Exercise prompt » Determine which lines contain the word "Printable", then copy those lines.

Data shown »
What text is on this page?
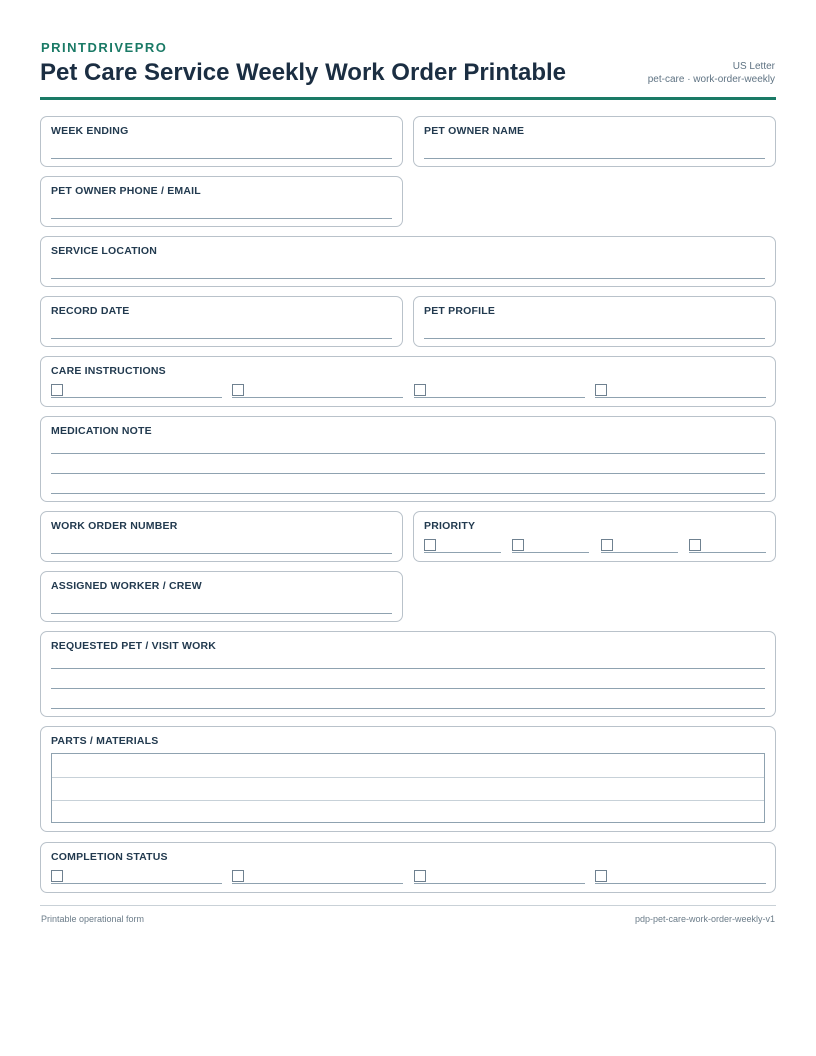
PRINTDRIVEPRO
Pet Care Service Weekly Work Order Printable	US Letter
pet-care · work-order-weekly
WEEK ENDING	PET OWNER NAME
PET OWNER PHONE / EMAIL
SERVICE LOCATION
RECORD DATE	PET PROFILE
CARE INSTRUCTIONS
MEDICATION NOTE
WORK ORDER NUMBER	PRIORITY
ASSIGNED WORKER / CREW
REQUESTED PET / VISIT WORK
PARTS / MATERIALS
COMPLETION STATUS
Printable operational form	pdp-pet-care-work-order-weekly-v1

Final answer »
Pet Care Service Weekly Work Order Printable	US Letter
Printable operational form	pdp-pet-care-work-order-weekly-v1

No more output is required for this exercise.